## Exercise aim
Reproduce the complete listing without any deviation.

[Dataset entries]
────────────────────────────────────────
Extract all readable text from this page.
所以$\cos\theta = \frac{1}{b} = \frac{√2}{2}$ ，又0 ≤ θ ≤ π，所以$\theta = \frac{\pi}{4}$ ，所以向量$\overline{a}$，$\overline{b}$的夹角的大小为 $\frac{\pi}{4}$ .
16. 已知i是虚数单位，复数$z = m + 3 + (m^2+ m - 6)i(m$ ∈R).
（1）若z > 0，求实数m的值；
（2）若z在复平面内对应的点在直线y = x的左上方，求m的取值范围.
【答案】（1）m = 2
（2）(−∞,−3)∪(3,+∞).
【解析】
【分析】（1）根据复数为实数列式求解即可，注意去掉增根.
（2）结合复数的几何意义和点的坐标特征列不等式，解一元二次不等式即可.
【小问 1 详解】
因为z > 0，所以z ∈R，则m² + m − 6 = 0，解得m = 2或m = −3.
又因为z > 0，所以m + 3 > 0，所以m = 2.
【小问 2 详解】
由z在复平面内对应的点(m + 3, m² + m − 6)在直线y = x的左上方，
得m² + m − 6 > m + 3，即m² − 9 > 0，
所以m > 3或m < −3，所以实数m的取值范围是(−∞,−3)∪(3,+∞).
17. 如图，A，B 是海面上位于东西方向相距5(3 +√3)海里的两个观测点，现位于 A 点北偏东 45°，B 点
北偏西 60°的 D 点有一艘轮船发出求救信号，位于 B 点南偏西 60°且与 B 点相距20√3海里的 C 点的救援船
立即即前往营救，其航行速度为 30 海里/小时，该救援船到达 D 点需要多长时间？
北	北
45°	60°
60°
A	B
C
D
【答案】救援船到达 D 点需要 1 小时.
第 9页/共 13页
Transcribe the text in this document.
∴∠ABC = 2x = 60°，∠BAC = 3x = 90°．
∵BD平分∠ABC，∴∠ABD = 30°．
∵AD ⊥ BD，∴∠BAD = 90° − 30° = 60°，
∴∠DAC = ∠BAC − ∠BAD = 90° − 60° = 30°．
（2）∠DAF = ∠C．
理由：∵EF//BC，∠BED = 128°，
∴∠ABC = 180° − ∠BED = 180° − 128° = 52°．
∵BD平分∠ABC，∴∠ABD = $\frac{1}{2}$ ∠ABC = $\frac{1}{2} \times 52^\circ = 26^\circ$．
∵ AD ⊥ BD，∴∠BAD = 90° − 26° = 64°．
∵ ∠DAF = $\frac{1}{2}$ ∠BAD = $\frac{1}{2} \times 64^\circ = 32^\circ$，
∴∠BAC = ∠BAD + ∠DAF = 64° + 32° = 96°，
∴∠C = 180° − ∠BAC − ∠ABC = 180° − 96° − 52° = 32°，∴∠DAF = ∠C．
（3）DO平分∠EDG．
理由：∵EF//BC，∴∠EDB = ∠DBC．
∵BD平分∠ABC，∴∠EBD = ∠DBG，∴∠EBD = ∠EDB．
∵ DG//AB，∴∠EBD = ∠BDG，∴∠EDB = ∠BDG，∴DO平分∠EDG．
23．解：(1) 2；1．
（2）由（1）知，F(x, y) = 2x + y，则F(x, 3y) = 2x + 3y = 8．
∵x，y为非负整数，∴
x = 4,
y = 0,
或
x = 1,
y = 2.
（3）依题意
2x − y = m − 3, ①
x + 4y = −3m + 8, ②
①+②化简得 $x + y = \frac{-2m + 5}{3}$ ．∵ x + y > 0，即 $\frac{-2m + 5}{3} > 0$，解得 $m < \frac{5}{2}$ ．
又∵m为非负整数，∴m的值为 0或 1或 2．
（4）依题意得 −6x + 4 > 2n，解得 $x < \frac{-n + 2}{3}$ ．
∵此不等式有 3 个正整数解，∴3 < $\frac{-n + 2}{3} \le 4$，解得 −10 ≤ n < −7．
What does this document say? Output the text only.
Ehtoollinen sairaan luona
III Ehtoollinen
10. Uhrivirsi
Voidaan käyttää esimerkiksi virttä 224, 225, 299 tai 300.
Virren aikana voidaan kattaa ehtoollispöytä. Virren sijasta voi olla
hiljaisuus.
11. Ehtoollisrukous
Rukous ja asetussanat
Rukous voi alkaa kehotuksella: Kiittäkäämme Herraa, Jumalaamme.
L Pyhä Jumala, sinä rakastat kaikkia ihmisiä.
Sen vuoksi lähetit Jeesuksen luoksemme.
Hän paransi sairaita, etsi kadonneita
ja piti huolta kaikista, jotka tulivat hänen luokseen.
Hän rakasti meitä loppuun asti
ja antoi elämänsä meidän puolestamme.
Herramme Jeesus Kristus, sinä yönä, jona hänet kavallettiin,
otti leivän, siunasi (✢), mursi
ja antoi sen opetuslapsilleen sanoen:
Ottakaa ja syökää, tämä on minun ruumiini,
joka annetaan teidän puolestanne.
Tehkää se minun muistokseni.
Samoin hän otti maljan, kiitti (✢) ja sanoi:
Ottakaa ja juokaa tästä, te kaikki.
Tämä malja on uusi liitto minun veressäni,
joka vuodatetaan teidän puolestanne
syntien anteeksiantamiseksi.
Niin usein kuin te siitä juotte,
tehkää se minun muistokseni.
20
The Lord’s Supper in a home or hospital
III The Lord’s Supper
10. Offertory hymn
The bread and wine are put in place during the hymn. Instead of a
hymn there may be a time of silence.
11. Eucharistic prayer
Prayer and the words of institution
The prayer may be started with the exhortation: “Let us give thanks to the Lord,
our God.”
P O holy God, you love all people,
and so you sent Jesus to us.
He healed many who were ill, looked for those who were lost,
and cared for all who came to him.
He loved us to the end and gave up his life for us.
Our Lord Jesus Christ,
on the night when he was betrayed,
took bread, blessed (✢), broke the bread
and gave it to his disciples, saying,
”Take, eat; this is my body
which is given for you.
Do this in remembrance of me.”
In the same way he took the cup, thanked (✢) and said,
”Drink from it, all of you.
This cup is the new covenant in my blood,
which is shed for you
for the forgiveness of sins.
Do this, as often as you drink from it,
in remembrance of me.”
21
────────────────────────────────────────
## Response to this task
Extract all readable text from this page.
所以$\cos\theta = \frac{1}{b} = \frac{√2}{2}$ ，又0 ≤ θ ≤ π，所以$\theta = \frac{\pi}{4}$ ，所以向量$\overline{a}$，$\overline{b}$的夹角的大小为 $\frac{\pi}{4}$ .
16. 已知i是虚数单位，复数$z = m + 3 + (m^2+ m - 6)i(m$ ∈R).
（1）若z > 0，求实数m的值；
（2）若z在复平面内对应的点在直线y = x的左上方，求m的取值范围.
【答案】（1）m = 2
（2）(−∞,−3)∪(3,+∞).
【解析】
【分析】（1）根据复数为实数列式求解即可，注意去掉增根.
（2）结合复数的几何意义和点的坐标特征列不等式，解一元二次不等式即可.
【小问 1 详解】
因为z > 0，所以z ∈R，则m² + m − 6 = 0，解得m = 2或m = −3.
又因为z > 0，所以m + 3 > 0，所以m = 2.
【小问 2 详解】
由z在复平面内对应的点(m + 3, m² + m − 6)在直线y = x的左上方，
得m² + m − 6 > m + 3，即m² − 9 > 0，
所以m > 3或m < −3，所以实数m的取值范围是(−∞,−3)∪(3,+∞).
17. 如图，A，B 是海面上位于东西方向相距5(3 +√3)海里的两个观测点，现位于 A 点北偏东 45°，B 点
北偏西 60°的 D 点有一艘轮船发出求救信号，位于 B 点南偏西 60°且与 B 点相距20√3海里的 C 点的救援船
立即即前往营救，其航行速度为 30 海里/小时，该救援船到达 D 点需要多长时间？
北	北
45°	60°
60°
A	B
C
D
【答案】救援船到达 D 点需要 1 小时.
第 9页/共 13页
Transcribe the text in this document.
∴∠ABC = 2x = 60°，∠BAC = 3x = 90°．
∵BD平分∠ABC，∴∠ABD = 30°．
∵AD ⊥ BD，∴∠BAD = 90° − 30° = 60°，
∴∠DAC = ∠BAC − ∠BAD = 90° − 60° = 30°．
（2）∠DAF = ∠C．
理由：∵EF//BC，∠BED = 128°，
∴∠ABC = 180° − ∠BED = 180° − 128° = 52°．
∵BD平分∠ABC，∴∠ABD = $\frac{1}{2}$ ∠ABC = $\frac{1}{2} \times 52^\circ = 26^\circ$．
∵ AD ⊥ BD，∴∠BAD = 90° − 26° = 64°．
∵ ∠DAF = $\frac{1}{2}$ ∠BAD = $\frac{1}{2} \times 64^\circ = 32^\circ$，
∴∠BAC = ∠BAD + ∠DAF = 64° + 32° = 96°，
∴∠C = 180° − ∠BAC − ∠ABC = 180° − 96° − 52° = 32°，∴∠DAF = ∠C．
（3）DO平分∠EDG．
理由：∵EF//BC，∴∠EDB = ∠DBC．
∵BD平分∠ABC，∴∠EBD = ∠DBG，∴∠EBD = ∠EDB．
∵ DG//AB，∴∠EBD = ∠BDG，∴∠EDB = ∠BDG，∴DO平分∠EDG．
23．解：(1) 2；1．
（2）由（1）知，F(x, y) = 2x + y，则F(x, 3y) = 2x + 3y = 8．
∵x，y为非负整数，∴
x = 4,
y = 0,
或
x = 1,
y = 2.
（3）依题意
2x − y = m − 3, ①
x + 4y = −3m + 8, ②
①+②化简得 $x + y = \frac{-2m + 5}{3}$ ．∵ x + y > 0，即 $\frac{-2m + 5}{3} > 0$，解得 $m < \frac{5}{2}$ ．
又∵m为非负整数，∴m的值为 0或 1或 2．
（4）依题意得 −6x + 4 > 2n，解得 $x < \frac{-n + 2}{3}$ ．
∵此不等式有 3 个正整数解，∴3 < $\frac{-n + 2}{3} \le 4$，解得 −10 ≤ n < −7．
What does this document say? Output the text only.
Ehtoollinen sairaan luona
III Ehtoollinen
10. Uhrivirsi
Voidaan käyttää esimerkiksi virttä 224, 225, 299 tai 300.
Virren aikana voidaan kattaa ehtoollispöytä. Virren sijasta voi olla
hiljaisuus.
11. Ehtoollisrukous
Rukous ja asetussanat
Rukous voi alkaa kehotuksella: Kiittäkäämme Herraa, Jumalaamme.
L Pyhä Jumala, sinä rakastat kaikkia ihmisiä.
Sen vuoksi lähetit Jeesuksen luoksemme.
Hän paransi sairaita, etsi kadonneita
ja piti huolta kaikista, jotka tulivat hänen luokseen.
Hän rakasti meitä loppuun asti
ja antoi elämänsä meidän puolestamme.
Herramme Jeesus Kristus, sinä yönä, jona hänet kavallettiin,
otti leivän, siunasi (✢), mursi
ja antoi sen opetuslapsilleen sanoen:
Ottakaa ja syökää, tämä on minun ruumiini,
joka annetaan teidän puolestanne.
Tehkää se minun muistokseni.
Samoin hän otti maljan, kiitti (✢) ja sanoi:
Ottakaa ja juokaa tästä, te kaikki.
Tämä malja on uusi liitto minun veressäni,
joka vuodatetaan teidän puolestanne
syntien anteeksiantamiseksi.
Niin usein kuin te siitä juotte,
tehkää se minun muistokseni.
20
The Lord’s Supper in a home or hospital
III The Lord’s Supper
10. Offertory hymn
The bread and wine are put in place during the hymn. Instead of a
hymn there may be a time of silence.
11. Eucharistic prayer
Prayer and the words of institution
The prayer may be started with the exhortation: “Let us give thanks to the Lord,
our God.”
P O holy God, you love all people,
and so you sent Jesus to us.
He healed many who were ill, looked for those who were lost,
and cared for all who came to him.
He loved us to the end and gave up his life for us.
Our Lord Jesus Christ,
on the night when he was betrayed,
took bread, blessed (✢), broke the bread
and gave it to his disciples, saying,
”Take, eat; this is my body
which is given for you.
Do this in remembrance of me.”
In the same way he took the cup, thanked (✢) and said,
”Drink from it, all of you.
This cup is the new covenant in my blood,
which is shed for you
for the forgiveness of sins.
Do this, as often as you drink from it,
in remembrance of me.”
21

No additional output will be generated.